** START OF TASK INPUT **

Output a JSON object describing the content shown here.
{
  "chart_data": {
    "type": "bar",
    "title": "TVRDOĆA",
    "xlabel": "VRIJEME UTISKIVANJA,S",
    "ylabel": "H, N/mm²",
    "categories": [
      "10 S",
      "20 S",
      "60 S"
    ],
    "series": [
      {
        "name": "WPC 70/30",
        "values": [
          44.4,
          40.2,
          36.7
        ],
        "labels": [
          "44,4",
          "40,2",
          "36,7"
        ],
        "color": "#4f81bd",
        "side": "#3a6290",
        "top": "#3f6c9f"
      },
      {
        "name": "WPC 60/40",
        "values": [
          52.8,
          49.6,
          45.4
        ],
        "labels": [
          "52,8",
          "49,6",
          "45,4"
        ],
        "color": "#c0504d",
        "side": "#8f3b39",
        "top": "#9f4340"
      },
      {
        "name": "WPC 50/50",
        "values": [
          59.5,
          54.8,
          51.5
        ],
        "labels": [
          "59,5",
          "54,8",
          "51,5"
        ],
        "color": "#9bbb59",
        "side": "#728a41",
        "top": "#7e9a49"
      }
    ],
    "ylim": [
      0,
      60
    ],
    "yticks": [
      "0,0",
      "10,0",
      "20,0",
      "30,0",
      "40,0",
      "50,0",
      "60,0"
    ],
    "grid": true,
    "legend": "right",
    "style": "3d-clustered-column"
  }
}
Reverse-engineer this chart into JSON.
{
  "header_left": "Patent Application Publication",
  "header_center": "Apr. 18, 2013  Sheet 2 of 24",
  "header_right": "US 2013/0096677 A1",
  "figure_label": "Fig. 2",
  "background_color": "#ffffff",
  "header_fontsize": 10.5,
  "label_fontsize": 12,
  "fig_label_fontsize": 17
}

** END OF TASK INPUT **

• [WRITTEN TASK]
Look through the listing above. Pick out each line with "name" and copy it.

• [TASK OUTPUT]
        "name": "WPC 70/30",
        "name": "WPC 60/40",
        "name": "WPC 50/50",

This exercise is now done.